Given request: Show, in full, each line of the data that contains "Qualtrics".
-------- Dataset entries --------
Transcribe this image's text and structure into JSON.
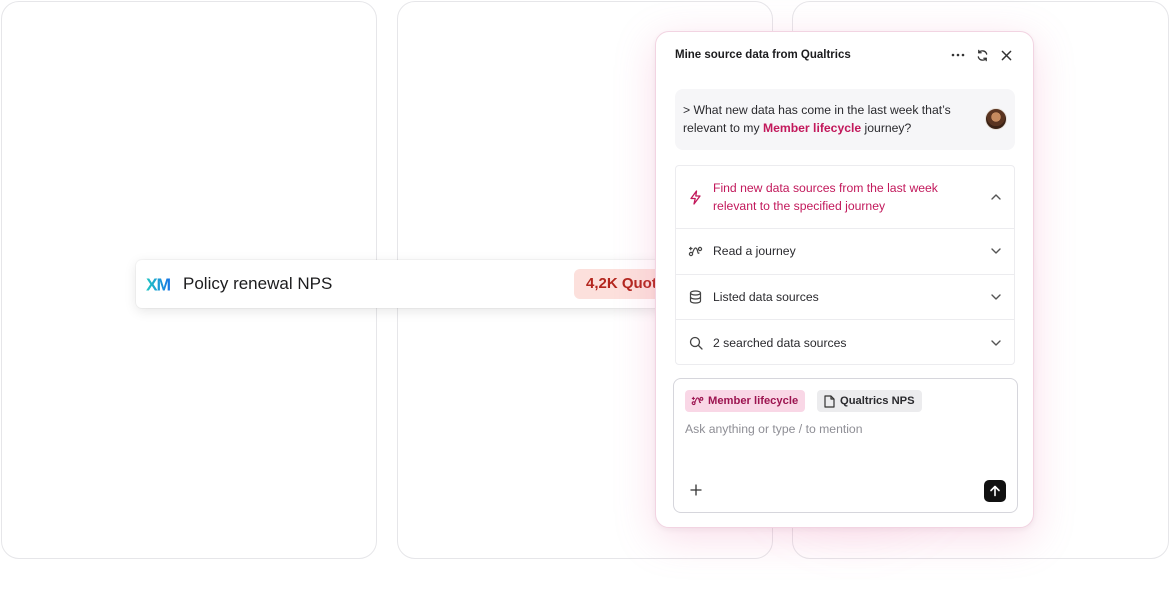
{
  "source_row": {
    "logo_text": "XM",
    "title": "Policy renewal NPS",
    "badge": "4,2K Quotes"
  },
  "panel": {
    "title": "Mine source data from Qualtrics",
    "header_icons": [
      "more-icon",
      "refresh-icon",
      "close-icon"
    ],
    "prompt": {
      "prefix": "> What new data has come in the last week that’s relevant to my ",
      "highlight": "Member lifecycle",
      "suffix": " journey?"
    },
    "steps": [
      {
        "label": "Find new data sources from the last week relevant to the specified journey",
        "icon": "lightning-icon",
        "expanded": true
      },
      {
        "label": "Read a journey",
        "icon": "journey-icon",
        "expanded": false
      },
      {
        "label": "Listed data sources",
        "icon": "database-icon",
        "expanded": false
      },
      {
        "label": "2 searched data sources",
        "icon": "search-icon",
        "expanded": false
      }
    ],
    "composer": {
      "chips": [
        {
          "label": "Member lifecycle",
          "icon": "journey-icon"
        },
        {
          "label": "Qualtrics NPS",
          "icon": "document-icon"
        }
      ],
      "placeholder": "Ask anything or type / to mention"
    }
  },
  "colors": {
    "accent": "#c2185b",
    "chip_journey_bg": "#f9d7e6",
    "badge_bg": "#fce0dc",
    "badge_text": "#b3261e",
    "xm_blue": "#1aa3e8"
  }
}
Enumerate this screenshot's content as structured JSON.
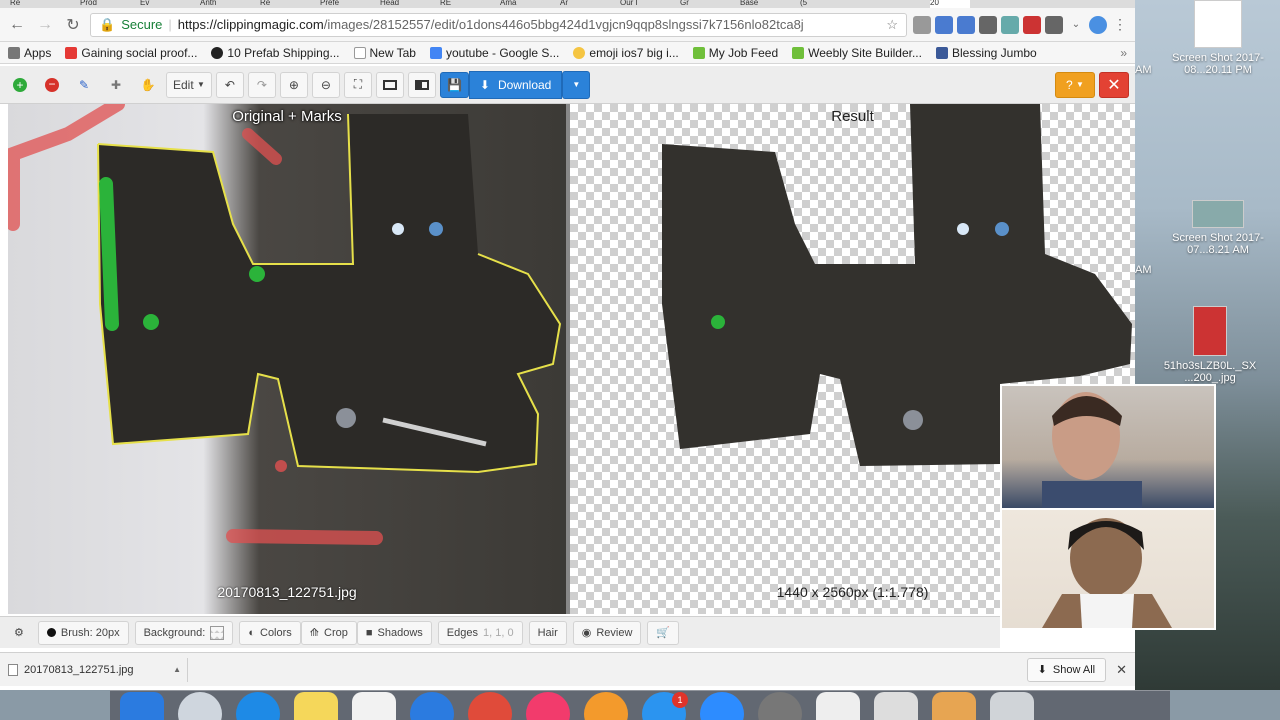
{
  "browser": {
    "tabs": [
      "Re",
      "Prod",
      "Ev",
      "Anth",
      "Re",
      "Prefe",
      "Head",
      "RE",
      "Ama",
      "Ar",
      "Our I",
      "Gr",
      "Base",
      "(5",
      "20"
    ],
    "address": {
      "secure_label": "Secure",
      "url_host": "https://clippingmagic.com",
      "url_path": "/images/28152557/edit/o1dons446o5bbg424d1vgjcn9qqp8slngssi7k7156nlo82tca8j"
    },
    "bookmarks": [
      {
        "label": "Apps",
        "color": "#777777"
      },
      {
        "label": "Gaining social proof...",
        "color": "#e53935"
      },
      {
        "label": "10 Prefab Shipping...",
        "color": "#222222"
      },
      {
        "label": "New Tab",
        "color": "#9e9e9e"
      },
      {
        "label": "youtube - Google S...",
        "color": "#4285f4"
      },
      {
        "label": "emoji ios7 big i...",
        "color": "#9e9e9e"
      },
      {
        "label": "My Job Feed",
        "color": "#6fbf3a"
      },
      {
        "label": "Weebly Site Builder...",
        "color": "#6fbf3a"
      },
      {
        "label": "Blessing Jumbo",
        "color": "#3b5998"
      }
    ]
  },
  "toolbar": {
    "edit_label": "Edit",
    "download_label": "Download",
    "help_label": "?"
  },
  "panes": {
    "left_label": "Original + Marks",
    "left_caption": "20170813_122751.jpg",
    "right_label": "Result",
    "right_caption": "1440 x 2560px (1:1.778)"
  },
  "bottombar": {
    "brush_label": "Brush: 20px",
    "background_label": "Background:",
    "colors_label": "Colors",
    "crop_label": "Crop",
    "shadows_label": "Shadows",
    "edges_label": "Edges",
    "edges_value": "1, 1, 0",
    "hair_label": "Hair",
    "review_label": "Review"
  },
  "shelf": {
    "file_name": "20170813_122751.jpg",
    "show_all_label": "Show All"
  },
  "desktop": {
    "items": [
      {
        "label": "Screen Shot 2017-08...20.11 PM"
      },
      {
        "label": "Screen Shot 2017-07...8.21 AM"
      },
      {
        "label": "51ho3sLZB0L._SX ...200_.jpg"
      }
    ],
    "partial_times": [
      "AM",
      "AM"
    ]
  },
  "dock": {
    "badge_count": "1"
  }
}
--------
Answer to the exercise:
    "title": "Mine source data from Qualtrics",
          "label": "Qualtrics NPS",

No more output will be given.